STATED TASK: Pull out every line below containing the word "третий".

(Stored records)
----------------------------------------
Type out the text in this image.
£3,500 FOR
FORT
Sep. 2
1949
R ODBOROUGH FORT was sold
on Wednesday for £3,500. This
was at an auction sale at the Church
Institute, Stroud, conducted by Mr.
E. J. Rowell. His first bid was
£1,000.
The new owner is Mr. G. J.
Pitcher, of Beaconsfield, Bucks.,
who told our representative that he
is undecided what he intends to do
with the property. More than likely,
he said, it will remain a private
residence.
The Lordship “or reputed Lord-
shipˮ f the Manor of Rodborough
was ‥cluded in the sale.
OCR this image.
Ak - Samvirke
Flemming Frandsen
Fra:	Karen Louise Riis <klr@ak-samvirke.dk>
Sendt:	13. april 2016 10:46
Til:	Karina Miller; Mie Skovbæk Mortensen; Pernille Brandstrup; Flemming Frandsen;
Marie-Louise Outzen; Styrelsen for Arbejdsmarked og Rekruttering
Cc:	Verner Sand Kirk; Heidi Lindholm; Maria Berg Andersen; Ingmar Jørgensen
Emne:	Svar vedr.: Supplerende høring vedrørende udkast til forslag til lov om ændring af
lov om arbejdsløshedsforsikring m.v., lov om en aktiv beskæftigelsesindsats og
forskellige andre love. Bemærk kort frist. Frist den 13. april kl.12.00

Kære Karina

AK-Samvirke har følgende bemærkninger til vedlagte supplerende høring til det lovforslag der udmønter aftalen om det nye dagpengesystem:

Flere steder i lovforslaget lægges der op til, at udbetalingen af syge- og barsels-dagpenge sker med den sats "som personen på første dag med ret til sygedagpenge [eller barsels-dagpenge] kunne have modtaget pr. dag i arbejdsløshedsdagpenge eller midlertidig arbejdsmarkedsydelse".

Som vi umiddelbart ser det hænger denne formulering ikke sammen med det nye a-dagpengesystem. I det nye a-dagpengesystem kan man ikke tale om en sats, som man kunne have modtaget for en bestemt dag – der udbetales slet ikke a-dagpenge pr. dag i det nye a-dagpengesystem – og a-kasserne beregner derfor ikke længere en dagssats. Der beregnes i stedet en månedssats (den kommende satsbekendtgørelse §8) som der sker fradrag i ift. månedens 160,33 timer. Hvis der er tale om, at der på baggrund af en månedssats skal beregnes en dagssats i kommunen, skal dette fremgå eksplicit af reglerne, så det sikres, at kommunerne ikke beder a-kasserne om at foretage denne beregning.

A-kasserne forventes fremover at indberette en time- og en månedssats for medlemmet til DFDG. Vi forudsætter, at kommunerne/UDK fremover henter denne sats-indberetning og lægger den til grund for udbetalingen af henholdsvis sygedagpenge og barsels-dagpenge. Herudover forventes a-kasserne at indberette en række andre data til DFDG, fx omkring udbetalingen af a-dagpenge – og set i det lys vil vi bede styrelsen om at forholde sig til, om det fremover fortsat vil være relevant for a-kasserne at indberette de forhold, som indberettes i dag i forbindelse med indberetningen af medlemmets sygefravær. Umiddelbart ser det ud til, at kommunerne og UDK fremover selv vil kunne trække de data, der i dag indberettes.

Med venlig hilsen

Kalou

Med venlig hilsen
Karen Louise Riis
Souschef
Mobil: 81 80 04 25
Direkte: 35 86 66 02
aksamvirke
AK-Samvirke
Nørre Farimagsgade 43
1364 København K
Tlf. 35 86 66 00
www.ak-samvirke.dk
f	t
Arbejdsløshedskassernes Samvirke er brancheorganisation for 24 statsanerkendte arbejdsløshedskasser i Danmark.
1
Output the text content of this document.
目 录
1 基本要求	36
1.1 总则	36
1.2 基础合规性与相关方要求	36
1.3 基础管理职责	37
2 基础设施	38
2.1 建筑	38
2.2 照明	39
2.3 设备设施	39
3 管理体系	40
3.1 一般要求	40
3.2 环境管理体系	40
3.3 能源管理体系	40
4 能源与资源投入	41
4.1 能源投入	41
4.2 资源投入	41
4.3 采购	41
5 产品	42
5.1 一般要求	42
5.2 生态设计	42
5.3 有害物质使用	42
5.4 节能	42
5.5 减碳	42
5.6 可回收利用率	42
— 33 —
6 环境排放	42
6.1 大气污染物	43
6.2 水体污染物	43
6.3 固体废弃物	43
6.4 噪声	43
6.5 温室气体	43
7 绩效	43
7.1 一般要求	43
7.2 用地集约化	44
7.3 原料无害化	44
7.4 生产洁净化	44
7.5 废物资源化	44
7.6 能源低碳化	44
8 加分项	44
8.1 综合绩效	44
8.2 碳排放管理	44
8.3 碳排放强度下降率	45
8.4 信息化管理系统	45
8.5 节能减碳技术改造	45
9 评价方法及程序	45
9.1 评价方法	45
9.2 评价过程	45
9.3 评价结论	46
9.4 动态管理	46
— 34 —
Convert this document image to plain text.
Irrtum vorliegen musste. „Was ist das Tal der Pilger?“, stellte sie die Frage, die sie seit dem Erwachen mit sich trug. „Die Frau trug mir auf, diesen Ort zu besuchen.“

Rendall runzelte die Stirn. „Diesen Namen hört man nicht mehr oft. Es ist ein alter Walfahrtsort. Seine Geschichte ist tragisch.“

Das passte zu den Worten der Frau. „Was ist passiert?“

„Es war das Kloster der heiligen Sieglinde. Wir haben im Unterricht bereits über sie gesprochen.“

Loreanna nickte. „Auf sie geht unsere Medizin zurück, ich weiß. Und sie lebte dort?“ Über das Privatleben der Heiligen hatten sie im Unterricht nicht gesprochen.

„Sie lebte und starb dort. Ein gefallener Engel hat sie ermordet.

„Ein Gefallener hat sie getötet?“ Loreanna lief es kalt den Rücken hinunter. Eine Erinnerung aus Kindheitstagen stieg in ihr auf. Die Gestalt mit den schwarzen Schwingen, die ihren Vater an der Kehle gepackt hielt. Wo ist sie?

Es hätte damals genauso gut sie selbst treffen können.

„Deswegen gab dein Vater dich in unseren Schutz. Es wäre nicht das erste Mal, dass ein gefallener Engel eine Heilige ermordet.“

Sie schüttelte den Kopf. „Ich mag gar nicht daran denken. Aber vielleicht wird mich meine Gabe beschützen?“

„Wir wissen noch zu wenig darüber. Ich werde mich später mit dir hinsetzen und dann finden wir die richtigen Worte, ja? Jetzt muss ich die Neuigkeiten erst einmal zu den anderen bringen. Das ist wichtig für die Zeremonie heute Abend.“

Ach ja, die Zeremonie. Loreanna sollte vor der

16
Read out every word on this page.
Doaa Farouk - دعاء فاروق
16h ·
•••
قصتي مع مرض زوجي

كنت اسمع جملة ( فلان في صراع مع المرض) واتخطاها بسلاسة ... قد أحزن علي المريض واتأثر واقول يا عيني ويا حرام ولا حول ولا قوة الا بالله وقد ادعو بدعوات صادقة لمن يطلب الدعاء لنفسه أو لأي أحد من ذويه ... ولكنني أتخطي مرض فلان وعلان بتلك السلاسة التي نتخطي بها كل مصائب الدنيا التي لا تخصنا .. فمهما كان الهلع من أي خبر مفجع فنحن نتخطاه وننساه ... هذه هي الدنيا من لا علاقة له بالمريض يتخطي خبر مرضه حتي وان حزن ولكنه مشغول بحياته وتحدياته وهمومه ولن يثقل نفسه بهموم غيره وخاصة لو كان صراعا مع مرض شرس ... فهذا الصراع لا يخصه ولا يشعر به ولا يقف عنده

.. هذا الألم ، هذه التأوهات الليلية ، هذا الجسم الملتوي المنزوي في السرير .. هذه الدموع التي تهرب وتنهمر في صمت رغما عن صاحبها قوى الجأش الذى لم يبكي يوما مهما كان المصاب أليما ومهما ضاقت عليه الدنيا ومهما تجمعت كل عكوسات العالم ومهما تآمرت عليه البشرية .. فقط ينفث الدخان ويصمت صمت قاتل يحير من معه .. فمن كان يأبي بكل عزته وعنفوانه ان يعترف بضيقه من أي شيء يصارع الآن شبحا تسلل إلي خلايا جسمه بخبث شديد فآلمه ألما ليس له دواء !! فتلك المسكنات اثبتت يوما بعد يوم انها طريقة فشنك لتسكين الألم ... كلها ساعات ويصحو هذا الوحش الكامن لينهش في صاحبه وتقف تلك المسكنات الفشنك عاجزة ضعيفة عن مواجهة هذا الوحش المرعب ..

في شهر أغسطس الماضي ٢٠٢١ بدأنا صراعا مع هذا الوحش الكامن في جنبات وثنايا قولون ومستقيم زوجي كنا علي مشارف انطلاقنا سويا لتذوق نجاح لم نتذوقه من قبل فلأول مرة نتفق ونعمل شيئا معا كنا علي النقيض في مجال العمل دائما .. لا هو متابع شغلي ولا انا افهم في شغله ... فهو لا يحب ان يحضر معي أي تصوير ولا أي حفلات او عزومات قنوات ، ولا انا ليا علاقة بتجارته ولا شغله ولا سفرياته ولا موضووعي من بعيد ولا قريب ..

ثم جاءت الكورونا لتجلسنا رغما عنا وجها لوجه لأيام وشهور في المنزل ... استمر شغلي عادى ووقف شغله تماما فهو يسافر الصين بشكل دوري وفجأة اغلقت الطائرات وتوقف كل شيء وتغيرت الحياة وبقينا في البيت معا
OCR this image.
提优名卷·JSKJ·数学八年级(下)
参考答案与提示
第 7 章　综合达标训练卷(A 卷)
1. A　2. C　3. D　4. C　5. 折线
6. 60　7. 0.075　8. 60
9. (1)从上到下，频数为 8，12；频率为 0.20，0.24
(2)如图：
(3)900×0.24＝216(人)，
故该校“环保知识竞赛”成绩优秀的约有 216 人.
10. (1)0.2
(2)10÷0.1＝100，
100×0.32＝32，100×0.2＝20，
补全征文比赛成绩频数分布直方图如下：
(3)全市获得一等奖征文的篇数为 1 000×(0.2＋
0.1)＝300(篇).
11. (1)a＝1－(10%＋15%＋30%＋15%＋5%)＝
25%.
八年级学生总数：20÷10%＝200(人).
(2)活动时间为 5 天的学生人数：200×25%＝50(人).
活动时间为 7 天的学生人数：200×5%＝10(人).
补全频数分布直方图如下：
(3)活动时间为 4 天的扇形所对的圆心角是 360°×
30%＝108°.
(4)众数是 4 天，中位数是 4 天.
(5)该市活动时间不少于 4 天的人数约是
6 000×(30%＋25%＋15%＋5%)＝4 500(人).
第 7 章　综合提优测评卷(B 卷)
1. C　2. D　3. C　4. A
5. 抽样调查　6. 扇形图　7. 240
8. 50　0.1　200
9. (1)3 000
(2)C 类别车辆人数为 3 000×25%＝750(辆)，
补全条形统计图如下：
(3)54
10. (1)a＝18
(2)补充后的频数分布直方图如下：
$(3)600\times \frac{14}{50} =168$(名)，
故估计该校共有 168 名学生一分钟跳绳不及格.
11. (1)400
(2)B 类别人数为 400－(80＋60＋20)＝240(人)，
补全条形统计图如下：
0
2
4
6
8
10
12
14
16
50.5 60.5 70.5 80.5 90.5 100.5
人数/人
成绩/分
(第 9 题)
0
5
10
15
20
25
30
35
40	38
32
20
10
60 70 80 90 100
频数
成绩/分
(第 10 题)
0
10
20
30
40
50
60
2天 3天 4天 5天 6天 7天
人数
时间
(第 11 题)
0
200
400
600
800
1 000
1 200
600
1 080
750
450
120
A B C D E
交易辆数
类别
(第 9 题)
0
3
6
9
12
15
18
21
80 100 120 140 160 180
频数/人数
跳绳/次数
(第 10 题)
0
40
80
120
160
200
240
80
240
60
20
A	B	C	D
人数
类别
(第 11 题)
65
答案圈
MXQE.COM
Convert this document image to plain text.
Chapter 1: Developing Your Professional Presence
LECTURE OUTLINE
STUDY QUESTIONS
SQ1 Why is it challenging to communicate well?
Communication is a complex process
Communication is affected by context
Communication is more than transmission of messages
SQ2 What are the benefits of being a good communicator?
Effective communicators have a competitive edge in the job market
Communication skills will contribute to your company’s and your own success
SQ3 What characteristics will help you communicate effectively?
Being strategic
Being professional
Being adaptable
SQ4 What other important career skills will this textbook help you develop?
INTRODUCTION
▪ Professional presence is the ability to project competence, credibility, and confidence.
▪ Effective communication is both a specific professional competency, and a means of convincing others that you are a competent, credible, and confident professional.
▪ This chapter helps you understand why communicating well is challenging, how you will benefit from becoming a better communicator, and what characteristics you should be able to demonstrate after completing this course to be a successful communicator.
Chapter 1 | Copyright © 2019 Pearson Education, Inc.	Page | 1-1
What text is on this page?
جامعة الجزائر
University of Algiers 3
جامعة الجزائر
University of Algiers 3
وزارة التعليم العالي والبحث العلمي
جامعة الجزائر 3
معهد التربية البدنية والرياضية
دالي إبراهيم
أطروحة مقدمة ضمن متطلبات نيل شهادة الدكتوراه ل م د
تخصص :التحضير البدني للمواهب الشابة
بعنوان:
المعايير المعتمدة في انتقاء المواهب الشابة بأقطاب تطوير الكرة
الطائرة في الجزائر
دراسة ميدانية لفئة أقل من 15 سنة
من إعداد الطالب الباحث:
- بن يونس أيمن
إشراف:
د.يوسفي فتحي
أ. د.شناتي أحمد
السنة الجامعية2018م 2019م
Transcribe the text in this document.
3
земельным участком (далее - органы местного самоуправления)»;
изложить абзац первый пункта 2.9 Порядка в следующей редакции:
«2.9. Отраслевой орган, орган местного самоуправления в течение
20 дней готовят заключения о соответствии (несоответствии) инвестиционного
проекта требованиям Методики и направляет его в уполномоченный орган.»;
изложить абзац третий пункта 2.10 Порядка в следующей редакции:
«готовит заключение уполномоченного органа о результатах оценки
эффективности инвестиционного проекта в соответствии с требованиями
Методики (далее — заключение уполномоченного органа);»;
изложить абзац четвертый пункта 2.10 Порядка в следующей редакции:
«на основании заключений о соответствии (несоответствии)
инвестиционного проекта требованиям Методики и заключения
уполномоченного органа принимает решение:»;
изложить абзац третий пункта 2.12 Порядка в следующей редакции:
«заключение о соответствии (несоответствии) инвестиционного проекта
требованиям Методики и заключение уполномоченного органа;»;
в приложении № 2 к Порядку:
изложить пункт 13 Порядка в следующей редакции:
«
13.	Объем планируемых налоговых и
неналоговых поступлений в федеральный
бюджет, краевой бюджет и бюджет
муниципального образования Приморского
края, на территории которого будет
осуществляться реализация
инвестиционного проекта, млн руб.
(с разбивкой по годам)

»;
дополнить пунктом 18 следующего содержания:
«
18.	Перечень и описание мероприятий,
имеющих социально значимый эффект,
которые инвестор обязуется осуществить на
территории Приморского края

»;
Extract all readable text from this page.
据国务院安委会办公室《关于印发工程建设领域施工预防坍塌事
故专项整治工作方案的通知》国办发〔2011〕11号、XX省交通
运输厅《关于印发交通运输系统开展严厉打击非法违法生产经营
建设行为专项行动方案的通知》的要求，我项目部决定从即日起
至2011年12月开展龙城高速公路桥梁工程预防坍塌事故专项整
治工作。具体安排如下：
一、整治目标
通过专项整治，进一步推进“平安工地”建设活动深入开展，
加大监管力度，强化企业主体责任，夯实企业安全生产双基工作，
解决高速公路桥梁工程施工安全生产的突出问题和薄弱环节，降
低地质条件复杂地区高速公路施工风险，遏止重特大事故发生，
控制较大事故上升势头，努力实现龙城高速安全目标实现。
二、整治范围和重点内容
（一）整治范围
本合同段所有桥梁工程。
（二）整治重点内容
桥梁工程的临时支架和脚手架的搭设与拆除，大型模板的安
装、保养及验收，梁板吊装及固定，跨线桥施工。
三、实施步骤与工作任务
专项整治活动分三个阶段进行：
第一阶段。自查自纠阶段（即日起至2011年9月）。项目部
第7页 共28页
----------------------------------------
SOLUTION:
изложить абзац третий пункта 2.10 Порядка в следующей редакции:
изложить абзац третий пункта 2.12 Порядка в следующей редакции:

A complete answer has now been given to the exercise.